**Work required**
Count how many lines contain the word "text". Respond with the number alone.

★ ★ ★ ★ ★ ★ ★

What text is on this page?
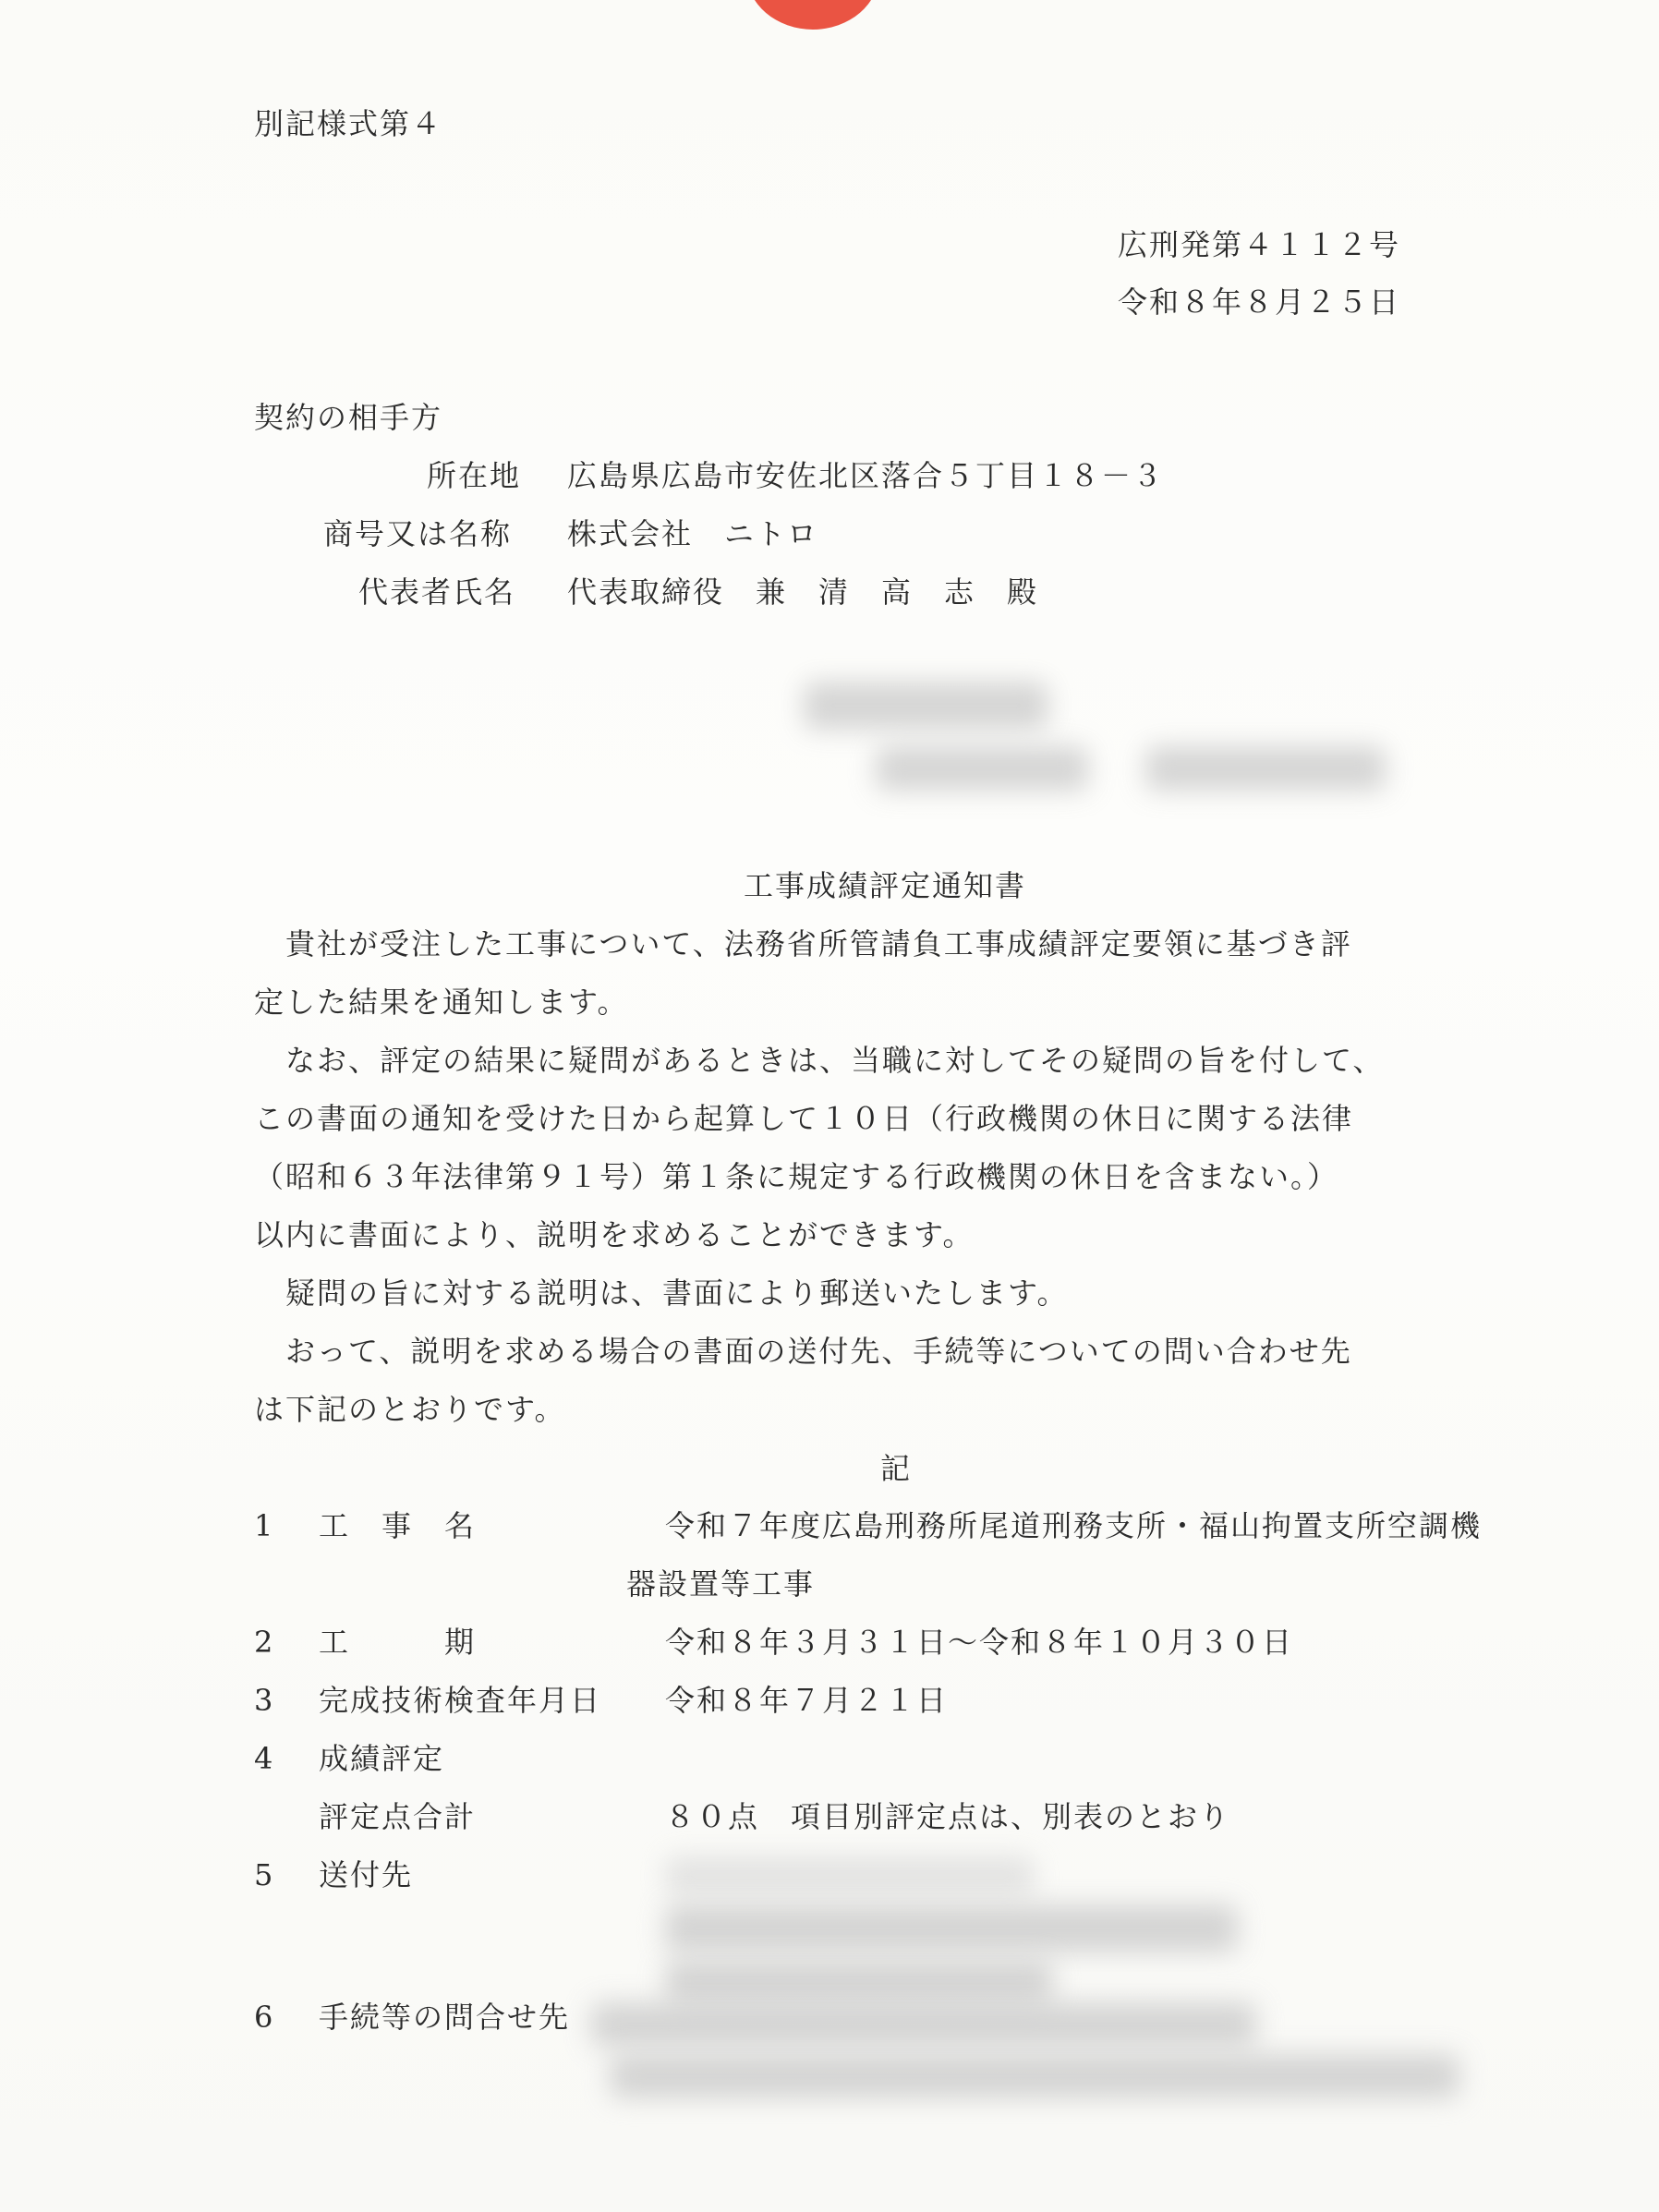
別記様式第４
広刑発第４１１２号
令和８年８月２５日
契約の相手方
所在地 広島県広島市安佐北区落合５丁目１８－３
商号又は名称 株式会社　ニトロ
代表者氏名 代表取締役　兼　清　高　志　殿
工事成績評定通知書
　貴社が受注した工事について、法務省所管請負工事成績評定要領に基づき評
定した結果を通知します。
　なお、評定の結果に疑問があるときは、当職に対してその疑問の旨を付して、
この書面の通知を受けた日から起算して１０日（行政機関の休日に関する法律
（昭和６３年法律第９１号）第１条に規定する行政機関の休日を含まない。）
以内に書面により、説明を求めることができます。
　疑問の旨に対する説明は、書面により郵送いたします。
　おって、説明を求める場合の書面の送付先、手続等についての問い合わせ先
は下記のとおりです。
記
1 工　事　名	令和７年度広島刑務所尾道刑務支所・福山拘置支所空調機
器設置等工事
2 工　　　期	令和８年３月３１日～令和８年１０月３０日
3 完成技術検査年月日 令和８年７月２１日
4 成績評定
評定点合計	８０点　項目別評定点は、別表のとおり
5 送付先
6 手続等の問合せ先
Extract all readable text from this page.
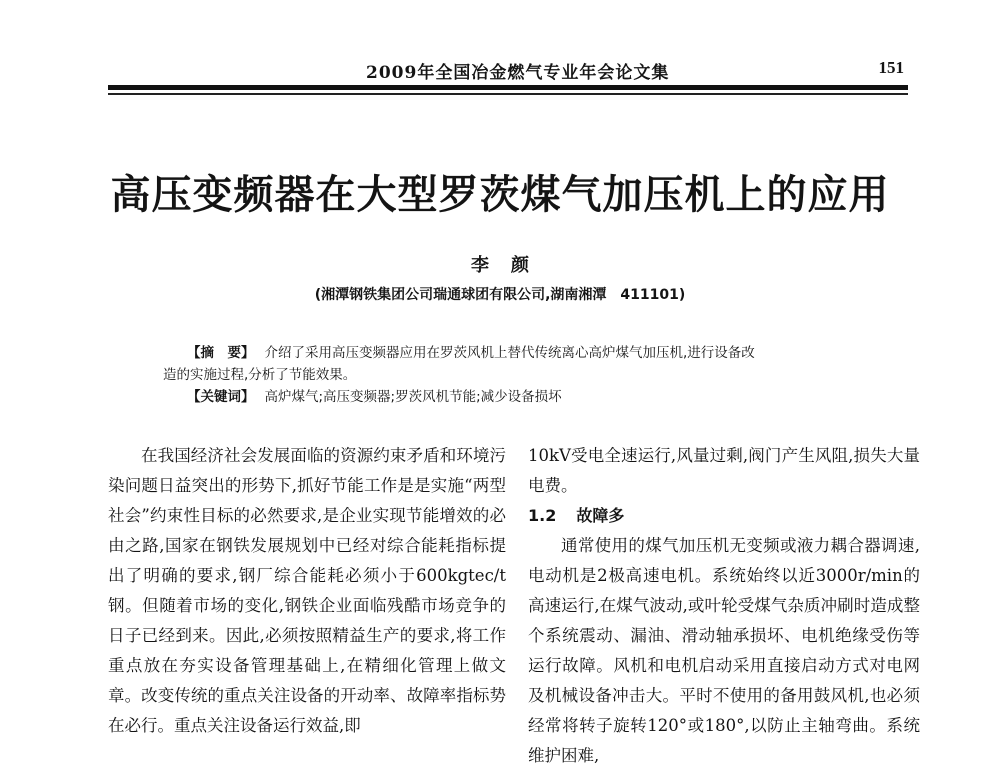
2009年全国冶金燃气专业年会论文集	151
高压变频器在大型罗茨煤气加压机上的应用
李颜
(湘潭钢铁集团公司瑞通球团有限公司,湖南湘潭　411101)
【摘　要】 介绍了采用高压变频器应用在罗茨风机上替代传统离心高炉煤气加压机,进行设备改
造的实施过程,分析了节能效果。
【关键词】 高炉煤气;高压变频器;罗茨风机节能;减少设备损坏

在我国经济社会发展面临的资源约束矛盾和环境污染问题日益突出的形势下,抓好节能工作是是实施“两型社会”约束性目标的必然要求,是企业实现节能增效的必由之路,国家在钢铁发展规划中已经对综合能耗指标提出了明确的要求,钢厂综合能耗必须小于600kgtec/t钢。但随着市场的变化,钢铁企业面临残酷市场竞争的日子已经到来。因此,必须按照精益生产的要求,将工作重点放在夯实设备管理基础上,在精细化管理上做文章。改变传统的重点关注设备的开动率、故障率指标势在必行。重点关注设备运行效益,即

10kV受电全速运行,风量过剩,阀门产生风阻,损失大量电费。

1.2 故障多

通常使用的煤气加压机无变频或液力耦合器调速,电动机是2极高速电机。系统始终以近3000r/min的高速运行,在煤气波动,或叶轮受煤气杂质冲刷时造成整个系统震动、漏油、滑动轴承损坏、电机绝缘受伤等运行故障。风机和电机启动采用直接启动方式对电网及机械设备冲击大。平时不使用的备用鼓风机,也必须经常将转子旋转120°或180°,以防止主轴弯曲。系统维护困难,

★ ★ ★ ★ ★ ★ ★

**Full solution**
2